## SET EXERCISE
Output only the count of lines that contain "content".
--- SUPPLIED ENTRIES ---
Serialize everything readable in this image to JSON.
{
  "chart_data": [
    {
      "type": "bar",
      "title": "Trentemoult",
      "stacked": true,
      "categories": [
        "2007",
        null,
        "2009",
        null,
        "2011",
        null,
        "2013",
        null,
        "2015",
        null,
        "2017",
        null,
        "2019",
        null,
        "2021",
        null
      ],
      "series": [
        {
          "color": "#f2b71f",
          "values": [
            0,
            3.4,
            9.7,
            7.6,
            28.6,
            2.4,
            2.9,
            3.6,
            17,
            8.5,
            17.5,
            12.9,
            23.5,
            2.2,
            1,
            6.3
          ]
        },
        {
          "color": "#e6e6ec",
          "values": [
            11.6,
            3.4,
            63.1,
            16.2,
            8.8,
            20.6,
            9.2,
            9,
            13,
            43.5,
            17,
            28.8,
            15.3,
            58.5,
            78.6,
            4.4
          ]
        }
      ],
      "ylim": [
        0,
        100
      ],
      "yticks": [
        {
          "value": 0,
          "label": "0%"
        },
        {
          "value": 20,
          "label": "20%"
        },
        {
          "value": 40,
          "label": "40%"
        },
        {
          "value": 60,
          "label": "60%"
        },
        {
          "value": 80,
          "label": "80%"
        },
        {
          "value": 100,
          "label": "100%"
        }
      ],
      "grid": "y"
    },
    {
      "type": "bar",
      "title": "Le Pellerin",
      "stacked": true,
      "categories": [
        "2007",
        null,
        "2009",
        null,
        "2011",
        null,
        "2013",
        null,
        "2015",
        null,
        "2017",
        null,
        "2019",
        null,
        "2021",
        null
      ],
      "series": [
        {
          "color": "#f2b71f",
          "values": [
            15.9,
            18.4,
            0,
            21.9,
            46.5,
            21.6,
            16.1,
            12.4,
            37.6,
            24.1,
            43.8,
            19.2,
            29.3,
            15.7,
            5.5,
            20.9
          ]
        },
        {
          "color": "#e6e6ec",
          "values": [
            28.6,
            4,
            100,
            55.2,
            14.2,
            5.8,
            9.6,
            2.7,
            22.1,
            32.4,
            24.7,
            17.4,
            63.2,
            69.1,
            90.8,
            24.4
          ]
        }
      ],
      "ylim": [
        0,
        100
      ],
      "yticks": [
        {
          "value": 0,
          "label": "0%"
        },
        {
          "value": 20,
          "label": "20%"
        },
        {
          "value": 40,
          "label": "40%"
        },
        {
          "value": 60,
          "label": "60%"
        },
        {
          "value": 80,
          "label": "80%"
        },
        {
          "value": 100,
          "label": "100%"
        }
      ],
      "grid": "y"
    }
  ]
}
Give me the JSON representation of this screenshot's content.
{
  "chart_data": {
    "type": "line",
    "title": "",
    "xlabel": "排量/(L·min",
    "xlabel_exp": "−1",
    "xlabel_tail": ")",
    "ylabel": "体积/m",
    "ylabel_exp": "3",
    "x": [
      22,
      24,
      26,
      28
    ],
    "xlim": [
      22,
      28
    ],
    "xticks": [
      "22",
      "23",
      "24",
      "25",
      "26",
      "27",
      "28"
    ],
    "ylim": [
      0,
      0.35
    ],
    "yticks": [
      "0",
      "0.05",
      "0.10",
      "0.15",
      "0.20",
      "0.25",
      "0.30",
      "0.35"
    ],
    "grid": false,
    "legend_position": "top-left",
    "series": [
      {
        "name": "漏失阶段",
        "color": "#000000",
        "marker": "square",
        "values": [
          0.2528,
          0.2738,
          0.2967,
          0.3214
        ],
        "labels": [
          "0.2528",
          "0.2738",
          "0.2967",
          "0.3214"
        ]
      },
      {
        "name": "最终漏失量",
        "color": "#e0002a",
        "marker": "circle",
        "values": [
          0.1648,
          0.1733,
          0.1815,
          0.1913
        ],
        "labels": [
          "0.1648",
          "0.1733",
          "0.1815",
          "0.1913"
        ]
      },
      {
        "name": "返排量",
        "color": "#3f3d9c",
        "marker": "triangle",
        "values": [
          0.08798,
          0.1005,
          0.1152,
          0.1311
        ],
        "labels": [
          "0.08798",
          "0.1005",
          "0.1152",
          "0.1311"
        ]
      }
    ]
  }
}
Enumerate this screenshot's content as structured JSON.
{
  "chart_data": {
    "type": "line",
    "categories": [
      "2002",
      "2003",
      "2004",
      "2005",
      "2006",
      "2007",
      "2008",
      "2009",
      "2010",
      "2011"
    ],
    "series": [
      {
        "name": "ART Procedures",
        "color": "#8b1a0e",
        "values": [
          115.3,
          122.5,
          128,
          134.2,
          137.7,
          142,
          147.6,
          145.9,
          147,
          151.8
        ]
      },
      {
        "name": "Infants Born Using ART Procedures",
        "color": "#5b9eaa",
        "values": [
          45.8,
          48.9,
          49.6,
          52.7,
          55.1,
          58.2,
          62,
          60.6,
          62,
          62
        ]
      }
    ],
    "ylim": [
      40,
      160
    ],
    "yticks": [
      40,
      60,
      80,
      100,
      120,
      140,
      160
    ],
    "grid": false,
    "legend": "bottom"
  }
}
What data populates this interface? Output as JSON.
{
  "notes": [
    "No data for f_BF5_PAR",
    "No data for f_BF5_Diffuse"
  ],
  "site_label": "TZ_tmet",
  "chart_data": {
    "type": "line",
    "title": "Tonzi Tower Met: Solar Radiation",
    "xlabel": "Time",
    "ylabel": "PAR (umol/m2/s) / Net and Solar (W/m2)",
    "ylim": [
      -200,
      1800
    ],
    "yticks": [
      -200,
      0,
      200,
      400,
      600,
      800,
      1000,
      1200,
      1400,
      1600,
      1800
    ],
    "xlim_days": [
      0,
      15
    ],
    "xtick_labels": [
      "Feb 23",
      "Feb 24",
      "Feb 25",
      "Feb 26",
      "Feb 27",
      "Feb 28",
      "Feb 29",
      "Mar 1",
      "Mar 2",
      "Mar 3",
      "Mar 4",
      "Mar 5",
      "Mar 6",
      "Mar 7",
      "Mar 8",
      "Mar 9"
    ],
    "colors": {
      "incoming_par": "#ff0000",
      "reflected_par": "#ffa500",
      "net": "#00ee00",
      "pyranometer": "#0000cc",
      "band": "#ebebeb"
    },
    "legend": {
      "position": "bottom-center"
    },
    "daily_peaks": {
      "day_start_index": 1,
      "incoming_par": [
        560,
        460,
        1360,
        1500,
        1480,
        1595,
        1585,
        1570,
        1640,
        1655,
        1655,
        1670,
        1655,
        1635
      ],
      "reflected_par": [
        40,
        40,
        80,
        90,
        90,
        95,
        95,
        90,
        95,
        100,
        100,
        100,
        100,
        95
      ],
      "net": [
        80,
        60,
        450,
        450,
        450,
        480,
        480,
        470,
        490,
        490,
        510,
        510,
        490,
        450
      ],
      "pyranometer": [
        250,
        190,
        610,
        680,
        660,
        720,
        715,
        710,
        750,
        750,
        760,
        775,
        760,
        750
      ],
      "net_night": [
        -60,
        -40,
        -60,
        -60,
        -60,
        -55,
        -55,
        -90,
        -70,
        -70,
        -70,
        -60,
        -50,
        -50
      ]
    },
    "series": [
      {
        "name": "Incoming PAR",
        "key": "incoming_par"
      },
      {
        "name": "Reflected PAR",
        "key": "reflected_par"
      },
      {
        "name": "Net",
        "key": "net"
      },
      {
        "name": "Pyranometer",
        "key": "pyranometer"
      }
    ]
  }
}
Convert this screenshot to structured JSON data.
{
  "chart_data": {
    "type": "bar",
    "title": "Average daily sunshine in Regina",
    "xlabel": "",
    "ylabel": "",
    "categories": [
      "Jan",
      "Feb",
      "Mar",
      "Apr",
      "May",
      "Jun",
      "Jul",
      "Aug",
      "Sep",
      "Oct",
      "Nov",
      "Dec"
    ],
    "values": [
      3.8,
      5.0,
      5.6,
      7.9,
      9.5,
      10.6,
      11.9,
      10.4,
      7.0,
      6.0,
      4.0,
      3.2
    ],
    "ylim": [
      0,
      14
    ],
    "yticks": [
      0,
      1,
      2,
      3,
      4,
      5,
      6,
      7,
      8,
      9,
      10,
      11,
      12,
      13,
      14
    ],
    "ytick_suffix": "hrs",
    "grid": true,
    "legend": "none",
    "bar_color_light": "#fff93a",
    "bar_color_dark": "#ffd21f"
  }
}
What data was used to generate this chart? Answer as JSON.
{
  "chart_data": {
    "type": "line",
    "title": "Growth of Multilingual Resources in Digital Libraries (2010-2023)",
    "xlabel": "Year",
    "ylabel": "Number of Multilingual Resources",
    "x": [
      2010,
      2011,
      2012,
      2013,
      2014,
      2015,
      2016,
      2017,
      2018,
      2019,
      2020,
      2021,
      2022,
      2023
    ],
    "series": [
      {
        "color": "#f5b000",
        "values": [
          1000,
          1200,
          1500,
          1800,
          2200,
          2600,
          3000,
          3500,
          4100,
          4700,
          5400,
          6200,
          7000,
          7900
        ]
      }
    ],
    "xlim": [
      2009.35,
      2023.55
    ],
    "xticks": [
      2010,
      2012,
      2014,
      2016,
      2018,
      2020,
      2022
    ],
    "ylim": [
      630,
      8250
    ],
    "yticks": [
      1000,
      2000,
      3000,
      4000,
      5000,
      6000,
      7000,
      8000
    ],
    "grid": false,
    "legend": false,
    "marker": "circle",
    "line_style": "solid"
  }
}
---
## WRITTEN ANSWER
2